Task description. Copy out all lines that hold "original".

Extracted information.
start

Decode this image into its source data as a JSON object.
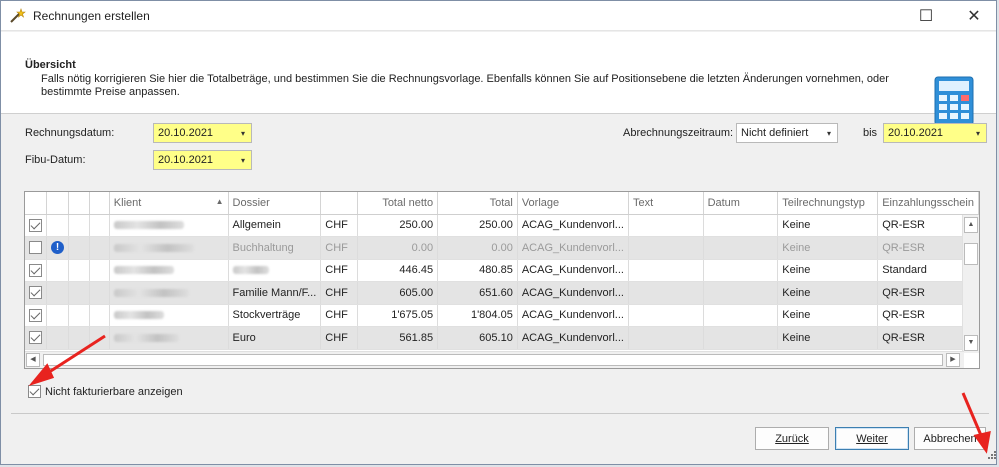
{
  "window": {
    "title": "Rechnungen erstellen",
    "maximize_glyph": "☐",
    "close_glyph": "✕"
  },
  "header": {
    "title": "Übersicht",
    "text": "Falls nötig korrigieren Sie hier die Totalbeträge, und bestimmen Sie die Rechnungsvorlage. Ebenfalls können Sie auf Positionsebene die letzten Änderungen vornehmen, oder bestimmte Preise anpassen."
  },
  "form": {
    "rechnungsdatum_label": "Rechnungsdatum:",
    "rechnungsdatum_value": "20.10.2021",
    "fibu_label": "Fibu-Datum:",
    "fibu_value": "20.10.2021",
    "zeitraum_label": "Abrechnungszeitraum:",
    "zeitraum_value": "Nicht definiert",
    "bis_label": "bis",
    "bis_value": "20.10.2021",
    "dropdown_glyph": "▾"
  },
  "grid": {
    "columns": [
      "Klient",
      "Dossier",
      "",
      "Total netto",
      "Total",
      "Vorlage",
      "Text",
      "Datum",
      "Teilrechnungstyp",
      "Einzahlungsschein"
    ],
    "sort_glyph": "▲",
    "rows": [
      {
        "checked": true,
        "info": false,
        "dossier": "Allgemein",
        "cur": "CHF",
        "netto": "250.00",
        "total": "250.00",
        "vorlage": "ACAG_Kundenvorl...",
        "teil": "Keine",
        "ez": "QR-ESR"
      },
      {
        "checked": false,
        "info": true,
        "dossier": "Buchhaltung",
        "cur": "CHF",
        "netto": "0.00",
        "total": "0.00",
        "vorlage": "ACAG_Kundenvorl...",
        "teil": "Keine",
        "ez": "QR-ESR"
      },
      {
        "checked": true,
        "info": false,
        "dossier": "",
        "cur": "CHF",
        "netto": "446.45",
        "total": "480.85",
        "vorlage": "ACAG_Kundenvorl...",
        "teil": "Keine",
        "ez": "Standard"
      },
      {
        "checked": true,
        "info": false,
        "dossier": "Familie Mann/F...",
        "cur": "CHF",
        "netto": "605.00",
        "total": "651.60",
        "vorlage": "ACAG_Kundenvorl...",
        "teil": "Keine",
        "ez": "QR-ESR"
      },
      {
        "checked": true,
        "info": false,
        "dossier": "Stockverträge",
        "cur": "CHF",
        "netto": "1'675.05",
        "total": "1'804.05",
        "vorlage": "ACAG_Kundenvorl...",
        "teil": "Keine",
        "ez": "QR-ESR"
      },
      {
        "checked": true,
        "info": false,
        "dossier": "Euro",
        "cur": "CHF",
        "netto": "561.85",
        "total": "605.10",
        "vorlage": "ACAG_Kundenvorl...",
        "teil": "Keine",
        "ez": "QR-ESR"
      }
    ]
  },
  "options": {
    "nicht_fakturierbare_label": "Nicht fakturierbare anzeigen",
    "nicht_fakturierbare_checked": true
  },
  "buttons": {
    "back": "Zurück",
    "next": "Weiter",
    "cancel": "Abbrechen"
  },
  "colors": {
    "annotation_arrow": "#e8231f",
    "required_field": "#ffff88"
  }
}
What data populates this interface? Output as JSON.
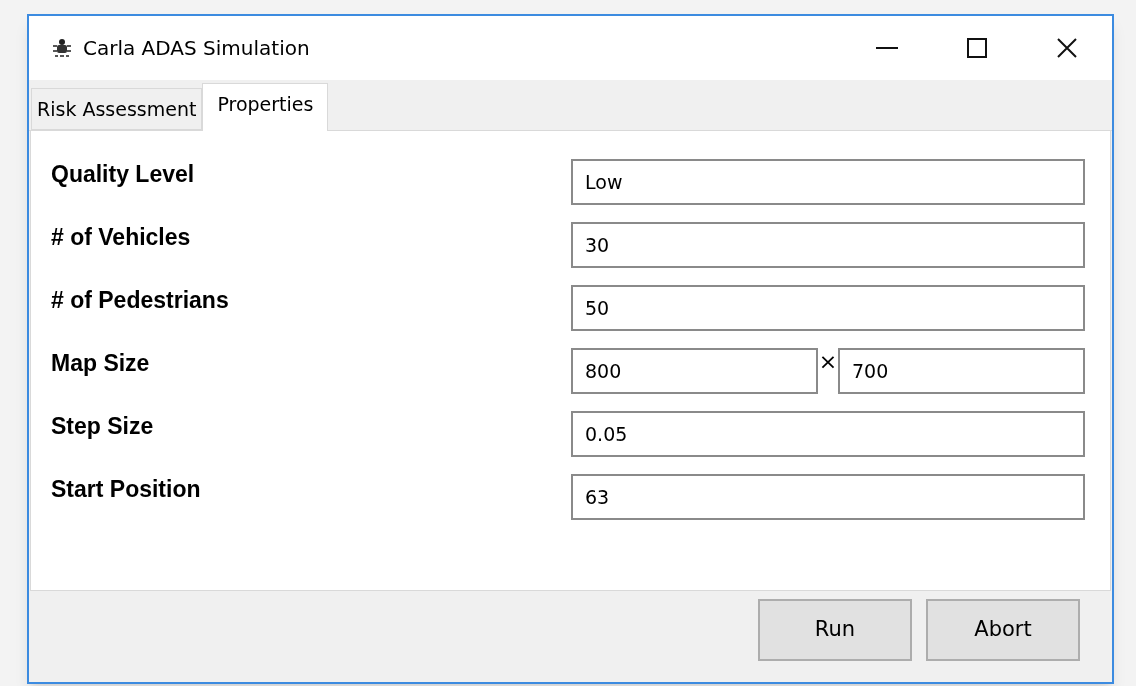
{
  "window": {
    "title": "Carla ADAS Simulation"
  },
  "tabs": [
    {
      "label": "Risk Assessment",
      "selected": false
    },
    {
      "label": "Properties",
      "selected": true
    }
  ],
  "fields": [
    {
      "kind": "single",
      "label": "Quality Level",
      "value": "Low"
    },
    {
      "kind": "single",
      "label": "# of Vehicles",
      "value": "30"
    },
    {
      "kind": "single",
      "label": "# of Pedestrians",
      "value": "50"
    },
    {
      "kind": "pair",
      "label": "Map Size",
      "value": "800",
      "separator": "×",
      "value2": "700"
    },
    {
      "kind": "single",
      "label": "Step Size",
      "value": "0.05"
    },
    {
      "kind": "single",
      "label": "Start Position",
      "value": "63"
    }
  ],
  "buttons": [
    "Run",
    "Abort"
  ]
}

end
start

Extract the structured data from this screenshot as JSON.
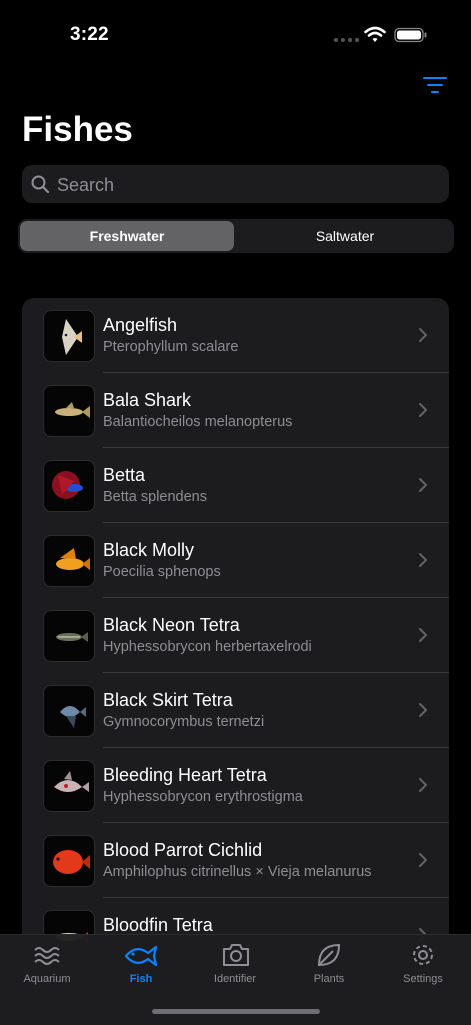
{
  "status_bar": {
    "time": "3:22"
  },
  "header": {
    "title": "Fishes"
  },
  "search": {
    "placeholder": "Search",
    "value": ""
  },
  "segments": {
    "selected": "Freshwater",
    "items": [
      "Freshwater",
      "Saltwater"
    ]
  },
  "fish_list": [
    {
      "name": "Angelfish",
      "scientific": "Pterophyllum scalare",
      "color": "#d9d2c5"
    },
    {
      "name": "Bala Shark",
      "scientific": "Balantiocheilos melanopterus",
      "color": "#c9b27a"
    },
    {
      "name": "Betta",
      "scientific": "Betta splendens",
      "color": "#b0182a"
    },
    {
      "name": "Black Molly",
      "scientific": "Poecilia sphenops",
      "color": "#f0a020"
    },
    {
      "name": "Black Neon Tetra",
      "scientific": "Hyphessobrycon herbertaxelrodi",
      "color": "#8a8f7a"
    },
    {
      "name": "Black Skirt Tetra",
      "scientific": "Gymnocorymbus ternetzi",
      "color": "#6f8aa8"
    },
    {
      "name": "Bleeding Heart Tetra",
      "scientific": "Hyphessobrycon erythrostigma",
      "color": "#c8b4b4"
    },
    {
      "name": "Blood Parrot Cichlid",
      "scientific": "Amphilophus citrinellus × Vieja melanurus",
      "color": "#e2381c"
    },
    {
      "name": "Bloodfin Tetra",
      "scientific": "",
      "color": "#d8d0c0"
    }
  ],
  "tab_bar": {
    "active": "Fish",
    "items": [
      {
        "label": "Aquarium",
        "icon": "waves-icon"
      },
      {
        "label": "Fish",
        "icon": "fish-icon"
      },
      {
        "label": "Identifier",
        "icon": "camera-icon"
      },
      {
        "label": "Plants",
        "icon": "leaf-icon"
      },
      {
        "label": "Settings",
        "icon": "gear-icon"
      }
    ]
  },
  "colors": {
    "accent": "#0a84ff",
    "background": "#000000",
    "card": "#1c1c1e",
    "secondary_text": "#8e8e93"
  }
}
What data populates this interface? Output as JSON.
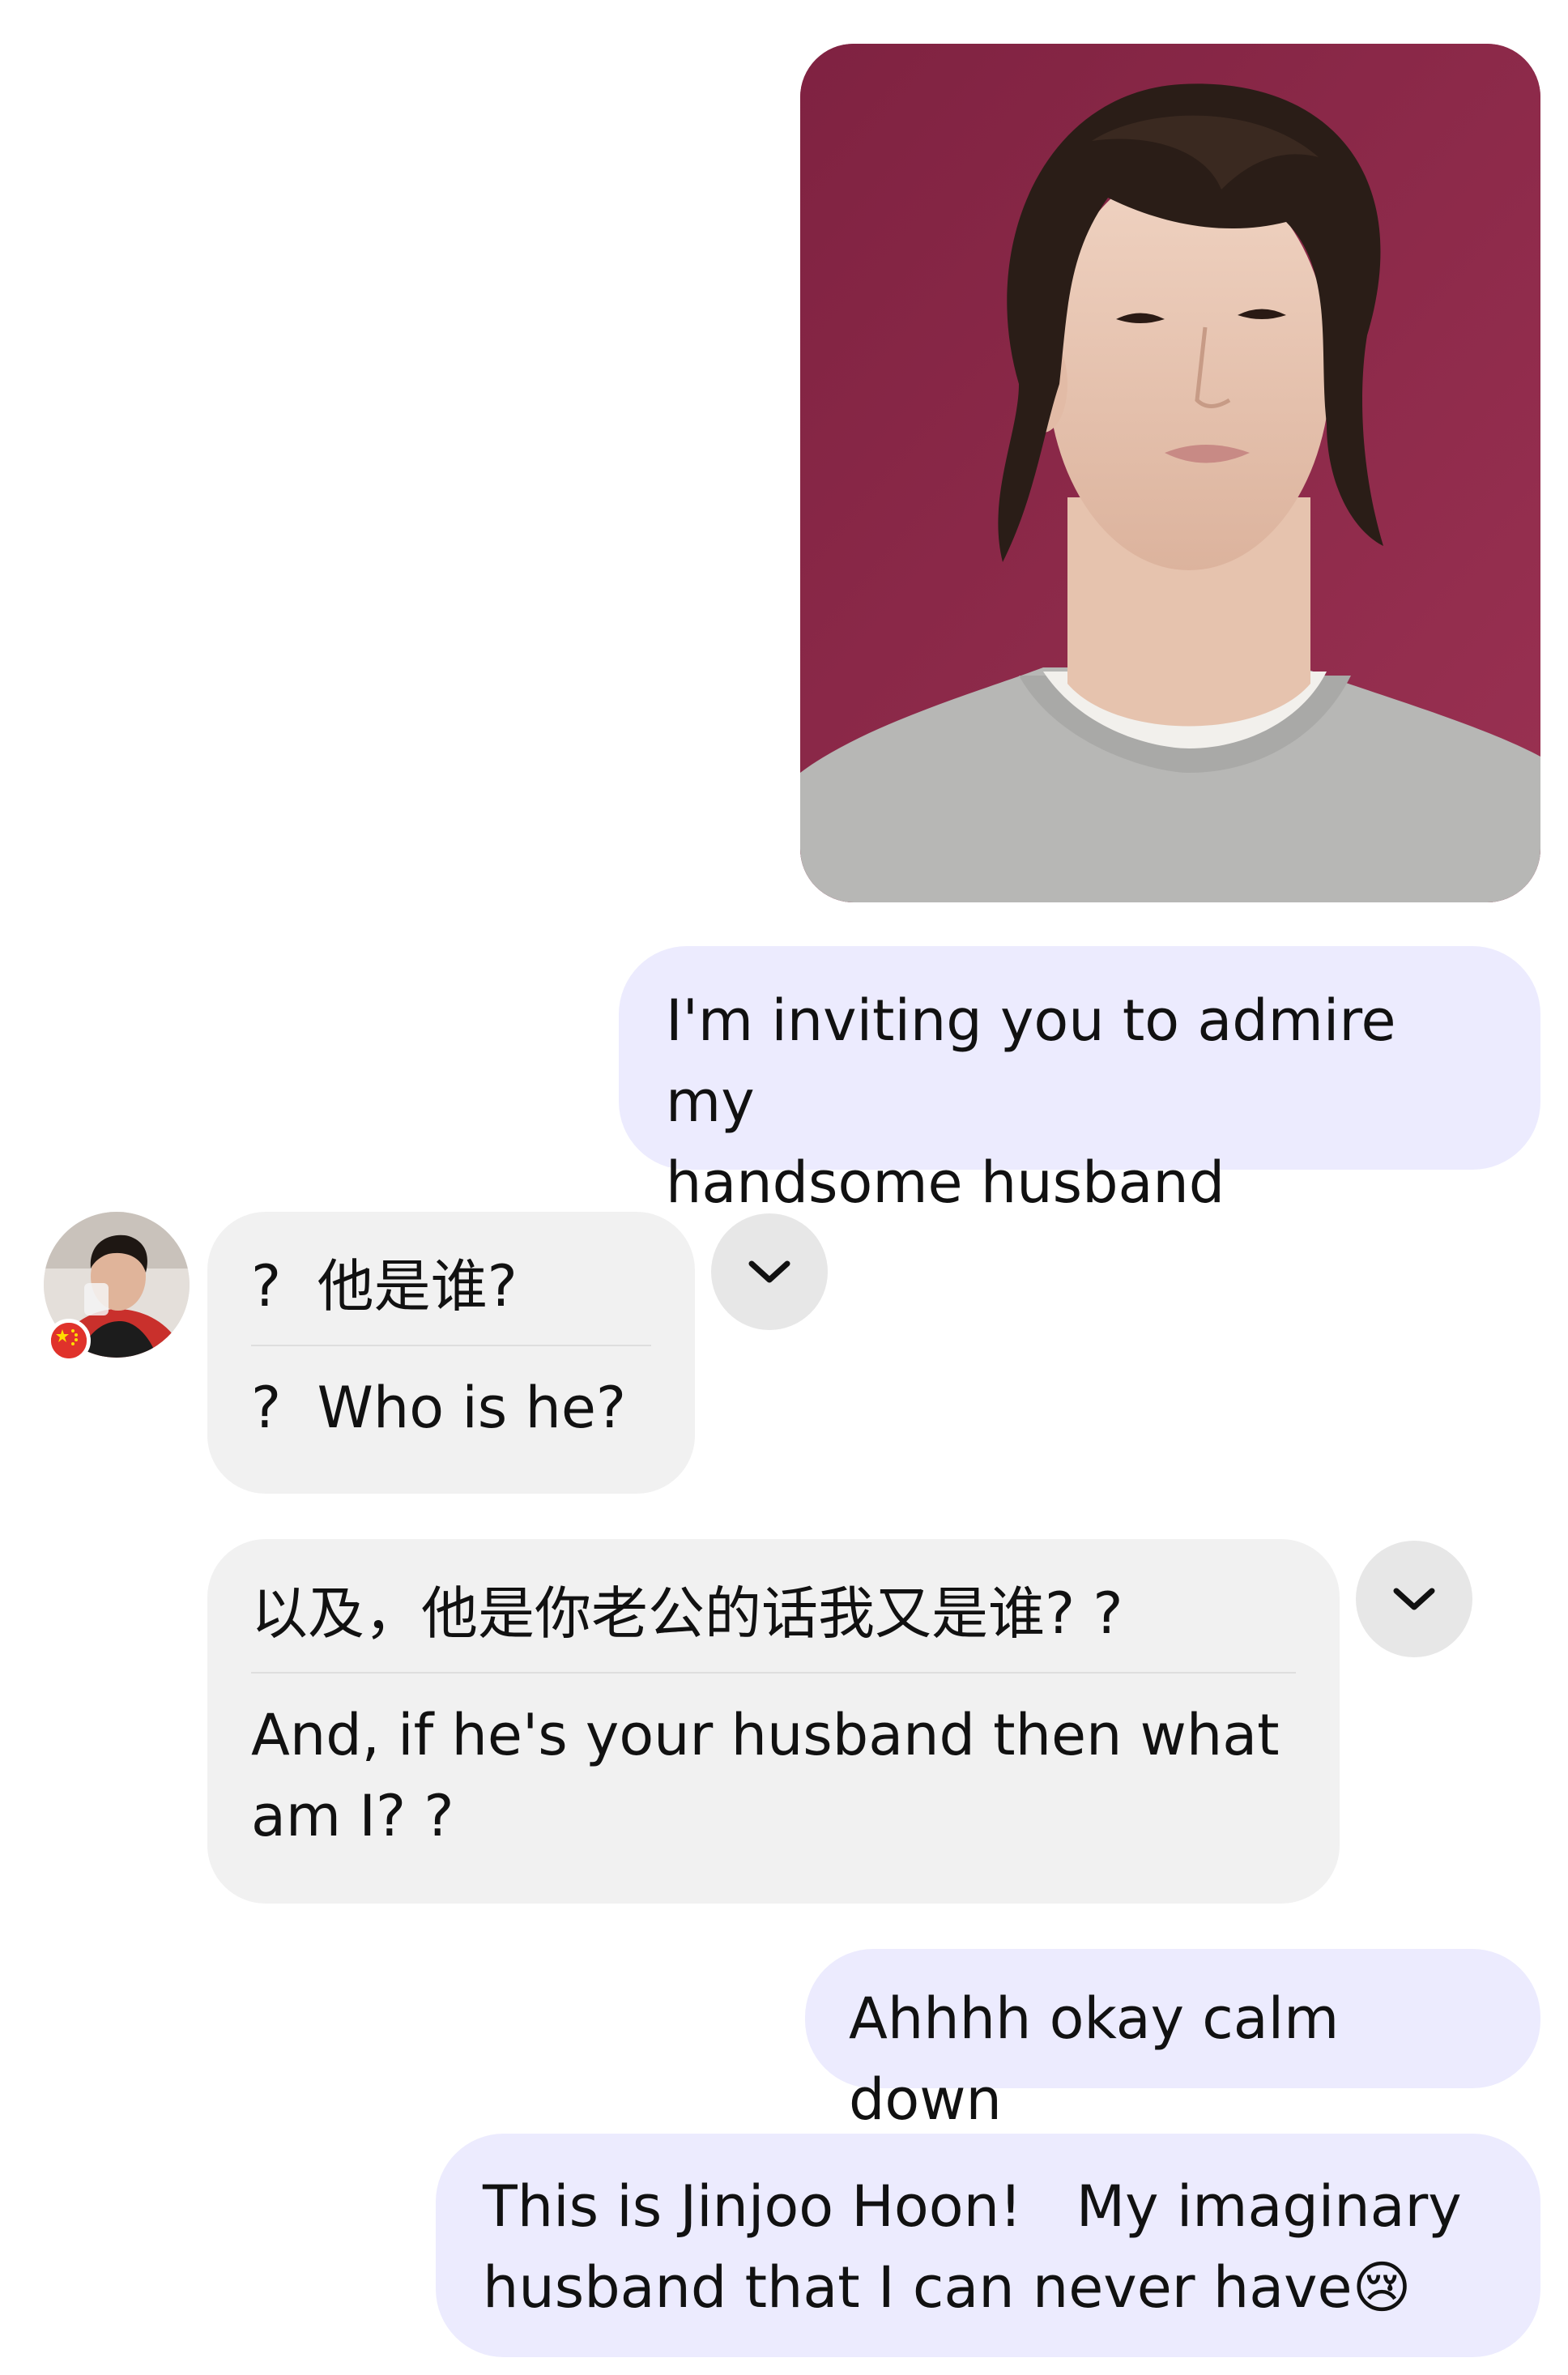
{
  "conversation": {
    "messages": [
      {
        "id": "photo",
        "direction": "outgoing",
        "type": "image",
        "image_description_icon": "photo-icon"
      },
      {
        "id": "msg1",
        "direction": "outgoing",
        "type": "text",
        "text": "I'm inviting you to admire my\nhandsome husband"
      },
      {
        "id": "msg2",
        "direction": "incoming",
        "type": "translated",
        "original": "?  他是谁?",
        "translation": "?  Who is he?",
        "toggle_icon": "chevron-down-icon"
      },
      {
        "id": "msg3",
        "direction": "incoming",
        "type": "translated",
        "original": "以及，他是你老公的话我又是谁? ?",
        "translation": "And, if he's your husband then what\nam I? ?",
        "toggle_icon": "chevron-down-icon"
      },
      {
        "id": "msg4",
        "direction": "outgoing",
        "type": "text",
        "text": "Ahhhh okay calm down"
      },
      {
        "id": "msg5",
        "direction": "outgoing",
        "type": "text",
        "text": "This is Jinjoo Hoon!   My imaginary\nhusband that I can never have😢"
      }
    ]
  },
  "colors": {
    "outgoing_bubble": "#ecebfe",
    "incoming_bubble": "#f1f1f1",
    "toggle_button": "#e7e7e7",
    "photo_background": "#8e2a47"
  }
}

end

The completed task.
        "original": "?  他是谁?",
        "original": "以及，他是你老公的话我又是谁? ?",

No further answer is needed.